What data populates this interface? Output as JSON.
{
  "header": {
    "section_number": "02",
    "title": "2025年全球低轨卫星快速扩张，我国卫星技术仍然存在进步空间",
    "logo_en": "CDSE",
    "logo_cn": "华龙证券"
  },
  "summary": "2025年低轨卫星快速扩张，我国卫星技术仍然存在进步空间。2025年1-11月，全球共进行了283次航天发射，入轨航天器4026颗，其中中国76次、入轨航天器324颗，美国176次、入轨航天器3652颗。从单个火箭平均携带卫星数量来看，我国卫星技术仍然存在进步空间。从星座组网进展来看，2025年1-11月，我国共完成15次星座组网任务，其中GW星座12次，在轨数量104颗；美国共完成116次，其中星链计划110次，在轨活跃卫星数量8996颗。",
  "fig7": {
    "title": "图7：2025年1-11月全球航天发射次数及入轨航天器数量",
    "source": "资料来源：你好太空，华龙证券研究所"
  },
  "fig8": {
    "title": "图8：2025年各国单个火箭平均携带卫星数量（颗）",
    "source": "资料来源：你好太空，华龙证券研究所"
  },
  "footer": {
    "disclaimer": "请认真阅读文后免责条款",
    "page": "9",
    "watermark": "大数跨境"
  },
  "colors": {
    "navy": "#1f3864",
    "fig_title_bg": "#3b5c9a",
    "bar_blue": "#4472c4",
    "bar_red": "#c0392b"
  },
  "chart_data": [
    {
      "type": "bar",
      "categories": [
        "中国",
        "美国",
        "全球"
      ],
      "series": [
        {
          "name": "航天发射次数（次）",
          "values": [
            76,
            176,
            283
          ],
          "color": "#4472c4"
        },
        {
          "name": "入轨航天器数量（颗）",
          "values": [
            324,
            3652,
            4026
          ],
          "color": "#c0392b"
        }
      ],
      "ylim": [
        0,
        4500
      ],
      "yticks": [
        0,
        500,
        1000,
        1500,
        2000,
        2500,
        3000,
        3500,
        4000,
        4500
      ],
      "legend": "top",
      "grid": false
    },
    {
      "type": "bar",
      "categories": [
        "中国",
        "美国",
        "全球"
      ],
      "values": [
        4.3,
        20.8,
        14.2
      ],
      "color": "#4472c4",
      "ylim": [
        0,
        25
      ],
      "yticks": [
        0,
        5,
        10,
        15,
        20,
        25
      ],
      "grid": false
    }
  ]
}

—————

* [Task directions]: Extract the complete listing verbatim.

* [Written response]:
What data populates this interface? Output as JSON.
{
  "header": {
    "section_number": "02",
    "title": "2025年全球低轨卫星快速扩张，我国卫星技术仍然存在进步空间",
    "logo_en": "CDSE",
    "logo_cn": "华龙证券"
  },
  "summary": "2025年低轨卫星快速扩张，我国卫星技术仍然存在进步空间。2025年1-11月，全球共进行了283次航天发射，入轨航天器4026颗，其中中国76次、入轨航天器324颗，美国176次、入轨航天器3652颗。从单个火箭平均携带卫星数量来看，我国卫星技术仍然存在进步空间。从星座组网进展来看，2025年1-11月，我国共完成15次星座组网任务，其中GW星座12次，在轨数量104颗；美国共完成116次，其中星链计划110次，在轨活跃卫星数量8996颗。",
  "fig7": {
    "title": "图7：2025年1-11月全球航天发射次数及入轨航天器数量",
    "source": "资料来源：你好太空，华龙证券研究所"
  },
  "fig8": {
    "title": "图8：2025年各国单个火箭平均携带卫星数量（颗）",
    "source": "资料来源：你好太空，华龙证券研究所"
  },
  "footer": {
    "disclaimer": "请认真阅读文后免责条款",
    "page": "9",
    "watermark": "大数跨境"
  },
  "colors": {
    "navy": "#1f3864",
    "fig_title_bg": "#3b5c9a",
    "bar_blue": "#4472c4",
    "bar_red": "#c0392b"
  },
  "chart_data": [
    {
      "type": "bar",
      "categories": [
        "中国",
        "美国",
        "全球"
      ],
      "series": [
        {
          "name": "航天发射次数（次）",
          "values": [
            76,
            176,
            283
          ],
          "color": "#4472c4"
        },
        {
          "name": "入轨航天器数量（颗）",
          "values": [
            324,
            3652,
            4026
          ],
          "color": "#c0392b"
        }
      ],
      "ylim": [
        0,
        4500
      ],
      "yticks": [
        0,
        500,
        1000,
        1500,
        2000,
        2500,
        3000,
        3500,
        4000,
        4500
      ],
      "legend": "top",
      "grid": false
    },
    {
      "type": "bar",
      "categories": [
        "中国",
        "美国",
        "全球"
      ],
      "values": [
        4.3,
        20.8,
        14.2
      ],
      "color": "#4472c4",
      "ylim": [
        0,
        25
      ],
      "yticks": [
        0,
        5,
        10,
        15,
        20,
        25
      ],
      "grid": false
    }
  ]
}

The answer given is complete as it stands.